_Requirements_. In the listing below, count the lines containing the string "Sundbyberg" and state only the number.

_Record set_.
┌──

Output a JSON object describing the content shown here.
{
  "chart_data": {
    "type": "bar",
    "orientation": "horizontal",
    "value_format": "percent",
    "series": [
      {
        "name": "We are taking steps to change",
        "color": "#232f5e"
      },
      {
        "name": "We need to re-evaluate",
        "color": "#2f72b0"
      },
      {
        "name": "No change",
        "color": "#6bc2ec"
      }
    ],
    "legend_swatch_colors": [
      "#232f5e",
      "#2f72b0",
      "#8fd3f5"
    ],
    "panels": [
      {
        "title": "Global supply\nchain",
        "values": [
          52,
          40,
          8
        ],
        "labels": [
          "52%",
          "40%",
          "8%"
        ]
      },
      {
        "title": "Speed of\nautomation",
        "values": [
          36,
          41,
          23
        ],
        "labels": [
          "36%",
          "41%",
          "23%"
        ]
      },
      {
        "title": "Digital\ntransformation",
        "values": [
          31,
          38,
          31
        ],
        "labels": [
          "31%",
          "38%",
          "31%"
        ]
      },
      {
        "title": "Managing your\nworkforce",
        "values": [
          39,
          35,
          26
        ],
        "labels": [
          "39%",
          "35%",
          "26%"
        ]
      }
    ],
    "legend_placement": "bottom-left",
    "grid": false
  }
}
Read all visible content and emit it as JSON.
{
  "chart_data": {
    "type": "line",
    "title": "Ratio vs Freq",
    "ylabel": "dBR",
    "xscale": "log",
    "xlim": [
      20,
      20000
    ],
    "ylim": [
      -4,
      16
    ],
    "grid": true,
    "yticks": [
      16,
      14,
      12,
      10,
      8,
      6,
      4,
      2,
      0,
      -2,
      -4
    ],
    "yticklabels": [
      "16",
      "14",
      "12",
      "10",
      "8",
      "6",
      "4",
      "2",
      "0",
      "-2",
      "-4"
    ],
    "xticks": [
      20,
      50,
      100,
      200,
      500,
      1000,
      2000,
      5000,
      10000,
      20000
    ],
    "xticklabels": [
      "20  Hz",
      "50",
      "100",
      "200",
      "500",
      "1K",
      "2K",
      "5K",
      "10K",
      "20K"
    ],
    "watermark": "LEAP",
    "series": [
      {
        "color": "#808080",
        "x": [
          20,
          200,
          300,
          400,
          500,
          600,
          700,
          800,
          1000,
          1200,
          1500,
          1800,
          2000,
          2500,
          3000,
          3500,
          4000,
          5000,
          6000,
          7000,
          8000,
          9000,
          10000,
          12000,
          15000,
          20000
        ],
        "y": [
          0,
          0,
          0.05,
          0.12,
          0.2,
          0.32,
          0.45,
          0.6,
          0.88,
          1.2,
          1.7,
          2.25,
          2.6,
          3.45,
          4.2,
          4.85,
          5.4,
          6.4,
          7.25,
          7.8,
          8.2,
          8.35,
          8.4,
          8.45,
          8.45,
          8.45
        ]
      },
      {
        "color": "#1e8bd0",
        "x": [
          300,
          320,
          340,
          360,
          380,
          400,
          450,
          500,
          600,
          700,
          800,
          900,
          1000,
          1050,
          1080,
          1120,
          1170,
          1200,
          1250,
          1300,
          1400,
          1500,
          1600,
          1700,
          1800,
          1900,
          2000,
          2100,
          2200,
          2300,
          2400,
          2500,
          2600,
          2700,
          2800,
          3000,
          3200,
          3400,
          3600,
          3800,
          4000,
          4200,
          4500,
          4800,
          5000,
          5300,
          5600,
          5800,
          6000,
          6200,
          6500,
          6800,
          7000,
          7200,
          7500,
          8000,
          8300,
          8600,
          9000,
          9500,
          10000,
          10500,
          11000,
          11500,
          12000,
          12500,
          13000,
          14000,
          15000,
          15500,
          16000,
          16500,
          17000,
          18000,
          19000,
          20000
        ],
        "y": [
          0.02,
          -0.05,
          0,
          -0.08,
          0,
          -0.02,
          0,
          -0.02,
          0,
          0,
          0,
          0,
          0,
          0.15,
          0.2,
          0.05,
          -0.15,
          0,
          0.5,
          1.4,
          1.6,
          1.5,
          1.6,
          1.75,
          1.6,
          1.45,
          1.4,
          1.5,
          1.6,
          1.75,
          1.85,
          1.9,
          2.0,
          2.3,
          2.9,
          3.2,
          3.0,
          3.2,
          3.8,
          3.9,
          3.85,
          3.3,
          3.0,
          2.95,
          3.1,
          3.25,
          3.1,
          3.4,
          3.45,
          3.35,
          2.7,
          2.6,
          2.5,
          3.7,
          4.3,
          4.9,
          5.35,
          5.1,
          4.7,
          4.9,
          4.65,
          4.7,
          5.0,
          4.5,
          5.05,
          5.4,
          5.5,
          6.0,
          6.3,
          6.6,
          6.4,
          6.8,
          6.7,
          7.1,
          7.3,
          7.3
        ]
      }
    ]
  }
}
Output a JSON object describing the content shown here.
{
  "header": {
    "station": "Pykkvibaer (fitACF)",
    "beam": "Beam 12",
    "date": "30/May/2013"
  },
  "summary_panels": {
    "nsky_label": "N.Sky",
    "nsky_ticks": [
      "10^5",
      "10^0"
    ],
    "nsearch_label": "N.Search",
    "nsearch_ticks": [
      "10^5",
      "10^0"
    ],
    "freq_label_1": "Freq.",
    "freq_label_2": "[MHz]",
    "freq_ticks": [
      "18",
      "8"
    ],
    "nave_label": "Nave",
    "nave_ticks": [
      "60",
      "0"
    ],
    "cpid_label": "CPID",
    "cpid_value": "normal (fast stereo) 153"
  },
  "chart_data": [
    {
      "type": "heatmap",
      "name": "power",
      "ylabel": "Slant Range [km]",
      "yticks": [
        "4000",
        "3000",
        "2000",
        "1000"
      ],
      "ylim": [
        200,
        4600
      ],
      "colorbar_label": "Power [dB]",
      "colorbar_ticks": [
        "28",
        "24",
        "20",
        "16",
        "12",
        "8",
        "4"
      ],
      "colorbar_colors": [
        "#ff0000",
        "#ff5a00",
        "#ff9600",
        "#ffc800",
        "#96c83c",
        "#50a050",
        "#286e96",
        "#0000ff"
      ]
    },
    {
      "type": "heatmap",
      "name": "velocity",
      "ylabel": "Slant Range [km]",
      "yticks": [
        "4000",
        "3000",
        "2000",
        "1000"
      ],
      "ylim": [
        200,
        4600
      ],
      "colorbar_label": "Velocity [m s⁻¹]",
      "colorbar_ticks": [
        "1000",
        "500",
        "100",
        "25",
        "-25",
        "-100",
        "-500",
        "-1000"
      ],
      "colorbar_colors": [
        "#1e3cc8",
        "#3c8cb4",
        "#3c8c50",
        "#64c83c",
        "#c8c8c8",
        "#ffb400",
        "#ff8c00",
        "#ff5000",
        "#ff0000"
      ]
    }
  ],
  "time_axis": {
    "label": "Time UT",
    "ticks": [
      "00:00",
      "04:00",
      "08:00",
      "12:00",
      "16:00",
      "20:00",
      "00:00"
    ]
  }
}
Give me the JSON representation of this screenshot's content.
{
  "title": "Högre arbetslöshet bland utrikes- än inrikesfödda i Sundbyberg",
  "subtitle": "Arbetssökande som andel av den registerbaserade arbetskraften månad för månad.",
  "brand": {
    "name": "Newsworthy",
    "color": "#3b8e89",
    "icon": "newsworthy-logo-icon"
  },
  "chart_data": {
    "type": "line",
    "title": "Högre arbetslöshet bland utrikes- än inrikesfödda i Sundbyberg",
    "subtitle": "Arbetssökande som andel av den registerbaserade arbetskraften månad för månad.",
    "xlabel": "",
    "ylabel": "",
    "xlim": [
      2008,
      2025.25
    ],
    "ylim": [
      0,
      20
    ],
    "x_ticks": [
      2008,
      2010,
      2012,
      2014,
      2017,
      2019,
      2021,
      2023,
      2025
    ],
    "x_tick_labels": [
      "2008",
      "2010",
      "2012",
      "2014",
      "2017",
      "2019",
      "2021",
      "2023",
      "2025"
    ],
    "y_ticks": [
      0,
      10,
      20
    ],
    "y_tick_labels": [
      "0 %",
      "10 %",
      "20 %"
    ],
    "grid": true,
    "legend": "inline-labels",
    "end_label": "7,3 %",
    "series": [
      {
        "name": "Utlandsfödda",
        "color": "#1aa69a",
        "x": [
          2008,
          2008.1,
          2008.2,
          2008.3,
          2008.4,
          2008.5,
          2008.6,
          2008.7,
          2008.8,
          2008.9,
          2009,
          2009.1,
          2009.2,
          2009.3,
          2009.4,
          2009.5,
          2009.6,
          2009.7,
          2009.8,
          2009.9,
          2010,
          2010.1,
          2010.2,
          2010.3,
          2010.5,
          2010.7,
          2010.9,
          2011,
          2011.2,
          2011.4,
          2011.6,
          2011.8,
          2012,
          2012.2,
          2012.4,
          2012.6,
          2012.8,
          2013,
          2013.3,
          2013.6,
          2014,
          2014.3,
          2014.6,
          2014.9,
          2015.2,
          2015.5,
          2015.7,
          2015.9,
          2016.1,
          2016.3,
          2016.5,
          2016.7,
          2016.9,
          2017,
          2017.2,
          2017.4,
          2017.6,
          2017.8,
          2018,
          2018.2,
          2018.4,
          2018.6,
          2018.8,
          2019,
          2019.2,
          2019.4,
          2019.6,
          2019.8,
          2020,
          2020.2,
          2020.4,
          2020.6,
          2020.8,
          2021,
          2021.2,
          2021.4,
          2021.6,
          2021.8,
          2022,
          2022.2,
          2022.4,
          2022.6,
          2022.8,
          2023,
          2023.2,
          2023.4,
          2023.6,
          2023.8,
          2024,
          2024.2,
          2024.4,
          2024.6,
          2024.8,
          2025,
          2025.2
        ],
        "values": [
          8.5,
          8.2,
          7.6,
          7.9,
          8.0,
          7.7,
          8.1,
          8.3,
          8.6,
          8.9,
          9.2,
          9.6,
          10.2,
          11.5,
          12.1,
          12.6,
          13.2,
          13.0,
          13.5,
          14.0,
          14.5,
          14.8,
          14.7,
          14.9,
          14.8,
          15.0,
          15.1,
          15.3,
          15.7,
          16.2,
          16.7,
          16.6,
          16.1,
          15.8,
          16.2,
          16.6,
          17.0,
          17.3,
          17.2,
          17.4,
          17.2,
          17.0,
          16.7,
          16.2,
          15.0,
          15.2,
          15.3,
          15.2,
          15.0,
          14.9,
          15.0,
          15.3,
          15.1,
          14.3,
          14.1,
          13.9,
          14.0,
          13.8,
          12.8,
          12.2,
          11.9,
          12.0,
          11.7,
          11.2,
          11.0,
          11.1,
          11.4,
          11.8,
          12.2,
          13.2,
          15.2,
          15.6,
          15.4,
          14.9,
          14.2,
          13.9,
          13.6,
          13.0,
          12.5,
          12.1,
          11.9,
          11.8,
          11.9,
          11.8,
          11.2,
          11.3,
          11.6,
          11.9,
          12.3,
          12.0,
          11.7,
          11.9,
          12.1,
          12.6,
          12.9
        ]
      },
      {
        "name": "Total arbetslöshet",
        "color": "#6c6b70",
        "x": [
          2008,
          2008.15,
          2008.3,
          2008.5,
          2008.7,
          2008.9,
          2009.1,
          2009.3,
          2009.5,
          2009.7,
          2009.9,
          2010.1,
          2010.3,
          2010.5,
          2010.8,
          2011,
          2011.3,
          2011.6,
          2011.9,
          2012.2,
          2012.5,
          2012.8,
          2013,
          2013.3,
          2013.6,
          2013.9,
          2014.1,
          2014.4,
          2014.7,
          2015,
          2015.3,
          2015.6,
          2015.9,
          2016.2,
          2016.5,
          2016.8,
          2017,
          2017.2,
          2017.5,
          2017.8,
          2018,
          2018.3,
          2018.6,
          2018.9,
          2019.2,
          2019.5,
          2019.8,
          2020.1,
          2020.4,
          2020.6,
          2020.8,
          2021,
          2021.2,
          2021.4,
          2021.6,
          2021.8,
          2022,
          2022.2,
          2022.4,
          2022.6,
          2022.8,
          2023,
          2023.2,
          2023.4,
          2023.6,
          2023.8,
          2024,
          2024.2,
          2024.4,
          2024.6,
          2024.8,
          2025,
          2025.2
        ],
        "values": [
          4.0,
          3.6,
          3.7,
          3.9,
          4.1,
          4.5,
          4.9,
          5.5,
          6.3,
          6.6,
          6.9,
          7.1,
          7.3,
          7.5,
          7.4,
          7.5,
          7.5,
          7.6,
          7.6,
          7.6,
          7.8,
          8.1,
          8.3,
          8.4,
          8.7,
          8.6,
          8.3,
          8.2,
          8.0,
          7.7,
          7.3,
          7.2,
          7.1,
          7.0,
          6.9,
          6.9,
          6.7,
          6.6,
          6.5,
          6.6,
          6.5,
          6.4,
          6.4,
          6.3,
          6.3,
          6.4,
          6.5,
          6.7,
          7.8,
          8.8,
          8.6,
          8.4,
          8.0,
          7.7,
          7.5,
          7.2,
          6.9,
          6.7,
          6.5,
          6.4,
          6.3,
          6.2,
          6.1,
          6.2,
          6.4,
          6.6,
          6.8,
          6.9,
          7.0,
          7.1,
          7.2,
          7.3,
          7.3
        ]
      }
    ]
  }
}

└──

_Correct answer_. 2